▶ _SET PROBLEM_: Send back all the data below, exactly as given.
--- Start of MATERIAL TO PROCESS ---
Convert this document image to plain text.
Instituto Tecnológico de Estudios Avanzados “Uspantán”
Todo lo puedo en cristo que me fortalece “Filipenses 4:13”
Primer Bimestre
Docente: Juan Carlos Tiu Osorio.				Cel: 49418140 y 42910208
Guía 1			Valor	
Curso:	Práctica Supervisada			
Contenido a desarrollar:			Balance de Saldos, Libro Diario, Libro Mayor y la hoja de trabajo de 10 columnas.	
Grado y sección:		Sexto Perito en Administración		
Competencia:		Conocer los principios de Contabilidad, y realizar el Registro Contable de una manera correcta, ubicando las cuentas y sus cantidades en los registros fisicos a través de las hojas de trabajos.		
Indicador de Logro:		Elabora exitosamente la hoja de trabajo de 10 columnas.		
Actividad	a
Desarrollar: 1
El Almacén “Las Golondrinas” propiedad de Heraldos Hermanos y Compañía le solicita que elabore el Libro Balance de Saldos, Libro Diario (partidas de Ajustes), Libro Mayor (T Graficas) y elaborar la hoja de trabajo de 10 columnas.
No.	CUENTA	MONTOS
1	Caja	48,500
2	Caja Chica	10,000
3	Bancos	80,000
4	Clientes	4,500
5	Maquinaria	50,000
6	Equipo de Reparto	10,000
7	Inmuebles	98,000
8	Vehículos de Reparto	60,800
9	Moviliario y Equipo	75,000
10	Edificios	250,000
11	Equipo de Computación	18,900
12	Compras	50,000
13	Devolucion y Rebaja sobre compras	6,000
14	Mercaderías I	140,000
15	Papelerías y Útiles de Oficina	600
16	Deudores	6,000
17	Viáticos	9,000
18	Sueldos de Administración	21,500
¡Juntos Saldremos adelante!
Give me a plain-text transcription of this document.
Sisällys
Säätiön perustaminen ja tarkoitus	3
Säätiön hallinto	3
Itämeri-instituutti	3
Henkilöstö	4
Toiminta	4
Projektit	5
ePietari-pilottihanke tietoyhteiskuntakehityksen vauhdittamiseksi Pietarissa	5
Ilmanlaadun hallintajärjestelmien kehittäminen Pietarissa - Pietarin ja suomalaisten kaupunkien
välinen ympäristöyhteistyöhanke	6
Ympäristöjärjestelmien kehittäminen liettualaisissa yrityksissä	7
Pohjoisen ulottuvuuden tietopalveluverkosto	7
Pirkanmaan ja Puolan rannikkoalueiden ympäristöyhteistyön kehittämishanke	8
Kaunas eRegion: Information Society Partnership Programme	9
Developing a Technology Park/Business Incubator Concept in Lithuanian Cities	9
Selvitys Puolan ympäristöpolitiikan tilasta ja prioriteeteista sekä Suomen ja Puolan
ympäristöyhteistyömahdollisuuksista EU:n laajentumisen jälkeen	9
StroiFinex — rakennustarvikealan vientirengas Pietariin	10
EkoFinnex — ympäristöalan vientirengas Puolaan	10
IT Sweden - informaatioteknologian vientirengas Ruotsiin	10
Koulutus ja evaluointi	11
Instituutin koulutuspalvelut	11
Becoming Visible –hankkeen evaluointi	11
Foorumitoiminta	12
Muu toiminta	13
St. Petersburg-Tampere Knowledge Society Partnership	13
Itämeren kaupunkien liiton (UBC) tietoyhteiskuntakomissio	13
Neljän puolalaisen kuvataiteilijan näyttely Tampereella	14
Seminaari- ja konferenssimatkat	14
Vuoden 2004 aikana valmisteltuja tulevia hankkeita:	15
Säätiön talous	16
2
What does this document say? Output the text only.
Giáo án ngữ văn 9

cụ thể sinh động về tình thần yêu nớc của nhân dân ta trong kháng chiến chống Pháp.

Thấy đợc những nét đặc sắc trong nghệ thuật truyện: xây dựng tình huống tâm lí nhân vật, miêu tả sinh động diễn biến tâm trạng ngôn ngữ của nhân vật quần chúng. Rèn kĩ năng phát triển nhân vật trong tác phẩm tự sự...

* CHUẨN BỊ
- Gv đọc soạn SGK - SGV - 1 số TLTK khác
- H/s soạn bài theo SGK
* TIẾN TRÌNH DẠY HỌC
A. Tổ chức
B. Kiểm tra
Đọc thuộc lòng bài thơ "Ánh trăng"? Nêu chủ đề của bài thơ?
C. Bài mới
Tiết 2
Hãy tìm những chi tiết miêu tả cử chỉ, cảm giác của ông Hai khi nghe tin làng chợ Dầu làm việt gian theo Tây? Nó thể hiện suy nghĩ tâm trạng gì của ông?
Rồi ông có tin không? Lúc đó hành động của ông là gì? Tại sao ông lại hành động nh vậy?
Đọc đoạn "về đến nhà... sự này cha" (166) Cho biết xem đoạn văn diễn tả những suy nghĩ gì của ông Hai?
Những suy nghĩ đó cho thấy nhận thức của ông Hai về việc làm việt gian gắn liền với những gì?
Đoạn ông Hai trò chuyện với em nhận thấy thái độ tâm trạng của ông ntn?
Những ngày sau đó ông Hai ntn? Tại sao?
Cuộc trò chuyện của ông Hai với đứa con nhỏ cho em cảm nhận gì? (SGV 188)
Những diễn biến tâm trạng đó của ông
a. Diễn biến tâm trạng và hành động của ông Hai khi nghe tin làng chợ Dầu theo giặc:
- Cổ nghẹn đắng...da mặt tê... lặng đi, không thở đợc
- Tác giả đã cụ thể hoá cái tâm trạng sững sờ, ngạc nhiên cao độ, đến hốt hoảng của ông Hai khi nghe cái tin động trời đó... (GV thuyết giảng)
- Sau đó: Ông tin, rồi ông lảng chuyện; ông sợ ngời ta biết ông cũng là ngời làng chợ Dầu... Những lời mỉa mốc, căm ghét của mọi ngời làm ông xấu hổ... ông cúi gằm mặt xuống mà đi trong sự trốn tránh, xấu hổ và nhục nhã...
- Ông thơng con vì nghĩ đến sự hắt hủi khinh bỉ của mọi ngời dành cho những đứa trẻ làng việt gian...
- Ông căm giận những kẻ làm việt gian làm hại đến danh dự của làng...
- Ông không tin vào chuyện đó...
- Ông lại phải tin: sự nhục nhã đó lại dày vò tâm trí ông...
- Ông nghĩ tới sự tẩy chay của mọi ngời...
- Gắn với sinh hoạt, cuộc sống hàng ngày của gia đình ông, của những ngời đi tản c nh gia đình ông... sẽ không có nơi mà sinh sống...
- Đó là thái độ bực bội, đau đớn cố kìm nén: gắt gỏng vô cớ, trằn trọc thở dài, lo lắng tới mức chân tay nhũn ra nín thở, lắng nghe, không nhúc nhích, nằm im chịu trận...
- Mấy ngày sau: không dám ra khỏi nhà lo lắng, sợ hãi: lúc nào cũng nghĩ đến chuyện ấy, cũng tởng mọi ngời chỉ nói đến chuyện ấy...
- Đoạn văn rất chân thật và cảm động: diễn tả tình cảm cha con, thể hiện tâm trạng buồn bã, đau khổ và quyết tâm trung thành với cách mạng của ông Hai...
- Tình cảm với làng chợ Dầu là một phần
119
--- End of MATERIAL TO PROCESS ---
▶ _THE REPLY_:
Convert this document image to plain text.
Instituto Tecnológico de Estudios Avanzados “Uspantán”
Todo lo puedo en cristo que me fortalece “Filipenses 4:13”
Primer Bimestre
Docente: Juan Carlos Tiu Osorio.				Cel: 49418140 y 42910208
Guía 1			Valor	
Curso:	Práctica Supervisada			
Contenido a desarrollar:			Balance de Saldos, Libro Diario, Libro Mayor y la hoja de trabajo de 10 columnas.	
Grado y sección:		Sexto Perito en Administración		
Competencia:		Conocer los principios de Contabilidad, y realizar el Registro Contable de una manera correcta, ubicando las cuentas y sus cantidades en los registros fisicos a través de las hojas de trabajos.		
Indicador de Logro:		Elabora exitosamente la hoja de trabajo de 10 columnas.		
Actividad	a
Desarrollar: 1
El Almacén “Las Golondrinas” propiedad de Heraldos Hermanos y Compañía le solicita que elabore el Libro Balance de Saldos, Libro Diario (partidas de Ajustes), Libro Mayor (T Graficas) y elaborar la hoja de trabajo de 10 columnas.
No.	CUENTA	MONTOS
1	Caja	48,500
2	Caja Chica	10,000
3	Bancos	80,000
4	Clientes	4,500
5	Maquinaria	50,000
6	Equipo de Reparto	10,000
7	Inmuebles	98,000
8	Vehículos de Reparto	60,800
9	Moviliario y Equipo	75,000
10	Edificios	250,000
11	Equipo de Computación	18,900
12	Compras	50,000
13	Devolucion y Rebaja sobre compras	6,000
14	Mercaderías I	140,000
15	Papelerías y Útiles de Oficina	600
16	Deudores	6,000
17	Viáticos	9,000
18	Sueldos de Administración	21,500
¡Juntos Saldremos adelante!
Give me a plain-text transcription of this document.
Sisällys
Säätiön perustaminen ja tarkoitus	3
Säätiön hallinto	3
Itämeri-instituutti	3
Henkilöstö	4
Toiminta	4
Projektit	5
ePietari-pilottihanke tietoyhteiskuntakehityksen vauhdittamiseksi Pietarissa	5
Ilmanlaadun hallintajärjestelmien kehittäminen Pietarissa - Pietarin ja suomalaisten kaupunkien
välinen ympäristöyhteistyöhanke	6
Ympäristöjärjestelmien kehittäminen liettualaisissa yrityksissä	7
Pohjoisen ulottuvuuden tietopalveluverkosto	7
Pirkanmaan ja Puolan rannikkoalueiden ympäristöyhteistyön kehittämishanke	8
Kaunas eRegion: Information Society Partnership Programme	9
Developing a Technology Park/Business Incubator Concept in Lithuanian Cities	9
Selvitys Puolan ympäristöpolitiikan tilasta ja prioriteeteista sekä Suomen ja Puolan
ympäristöyhteistyömahdollisuuksista EU:n laajentumisen jälkeen	9
StroiFinex — rakennustarvikealan vientirengas Pietariin	10
EkoFinnex — ympäristöalan vientirengas Puolaan	10
IT Sweden - informaatioteknologian vientirengas Ruotsiin	10
Koulutus ja evaluointi	11
Instituutin koulutuspalvelut	11
Becoming Visible –hankkeen evaluointi	11
Foorumitoiminta	12
Muu toiminta	13
St. Petersburg-Tampere Knowledge Society Partnership	13
Itämeren kaupunkien liiton (UBC) tietoyhteiskuntakomissio	13
Neljän puolalaisen kuvataiteilijan näyttely Tampereella	14
Seminaari- ja konferenssimatkat	14
Vuoden 2004 aikana valmisteltuja tulevia hankkeita:	15
Säätiön talous	16
2
What does this document say? Output the text only.
Giáo án ngữ văn 9

cụ thể sinh động về tình thần yêu nớc của nhân dân ta trong kháng chiến chống Pháp.

Thấy đợc những nét đặc sắc trong nghệ thuật truyện: xây dựng tình huống tâm lí nhân vật, miêu tả sinh động diễn biến tâm trạng ngôn ngữ của nhân vật quần chúng. Rèn kĩ năng phát triển nhân vật trong tác phẩm tự sự...

* CHUẨN BỊ
- Gv đọc soạn SGK - SGV - 1 số TLTK khác
- H/s soạn bài theo SGK
* TIẾN TRÌNH DẠY HỌC
A. Tổ chức
B. Kiểm tra
Đọc thuộc lòng bài thơ "Ánh trăng"? Nêu chủ đề của bài thơ?
C. Bài mới
Tiết 2
Hãy tìm những chi tiết miêu tả cử chỉ, cảm giác của ông Hai khi nghe tin làng chợ Dầu làm việt gian theo Tây? Nó thể hiện suy nghĩ tâm trạng gì của ông?
Rồi ông có tin không? Lúc đó hành động của ông là gì? Tại sao ông lại hành động nh vậy?
Đọc đoạn "về đến nhà... sự này cha" (166) Cho biết xem đoạn văn diễn tả những suy nghĩ gì của ông Hai?
Những suy nghĩ đó cho thấy nhận thức của ông Hai về việc làm việt gian gắn liền với những gì?
Đoạn ông Hai trò chuyện với em nhận thấy thái độ tâm trạng của ông ntn?
Những ngày sau đó ông Hai ntn? Tại sao?
Cuộc trò chuyện của ông Hai với đứa con nhỏ cho em cảm nhận gì? (SGV 188)
Những diễn biến tâm trạng đó của ông
a. Diễn biến tâm trạng và hành động của ông Hai khi nghe tin làng chợ Dầu theo giặc:
- Cổ nghẹn đắng...da mặt tê... lặng đi, không thở đợc
- Tác giả đã cụ thể hoá cái tâm trạng sững sờ, ngạc nhiên cao độ, đến hốt hoảng của ông Hai khi nghe cái tin động trời đó... (GV thuyết giảng)
- Sau đó: Ông tin, rồi ông lảng chuyện; ông sợ ngời ta biết ông cũng là ngời làng chợ Dầu... Những lời mỉa mốc, căm ghét của mọi ngời làm ông xấu hổ... ông cúi gằm mặt xuống mà đi trong sự trốn tránh, xấu hổ và nhục nhã...
- Ông thơng con vì nghĩ đến sự hắt hủi khinh bỉ của mọi ngời dành cho những đứa trẻ làng việt gian...
- Ông căm giận những kẻ làm việt gian làm hại đến danh dự của làng...
- Ông không tin vào chuyện đó...
- Ông lại phải tin: sự nhục nhã đó lại dày vò tâm trí ông...
- Ông nghĩ tới sự tẩy chay của mọi ngời...
- Gắn với sinh hoạt, cuộc sống hàng ngày của gia đình ông, của những ngời đi tản c nh gia đình ông... sẽ không có nơi mà sinh sống...
- Đó là thái độ bực bội, đau đớn cố kìm nén: gắt gỏng vô cớ, trằn trọc thở dài, lo lắng tới mức chân tay nhũn ra nín thở, lắng nghe, không nhúc nhích, nằm im chịu trận...
- Mấy ngày sau: không dám ra khỏi nhà lo lắng, sợ hãi: lúc nào cũng nghĩ đến chuyện ấy, cũng tởng mọi ngời chỉ nói đến chuyện ấy...
- Đoạn văn rất chân thật và cảm động: diễn tả tình cảm cha con, thể hiện tâm trạng buồn bã, đau khổ và quyết tâm trung thành với cách mạng của ông Hai...
- Tình cảm với làng chợ Dầu là một phần
119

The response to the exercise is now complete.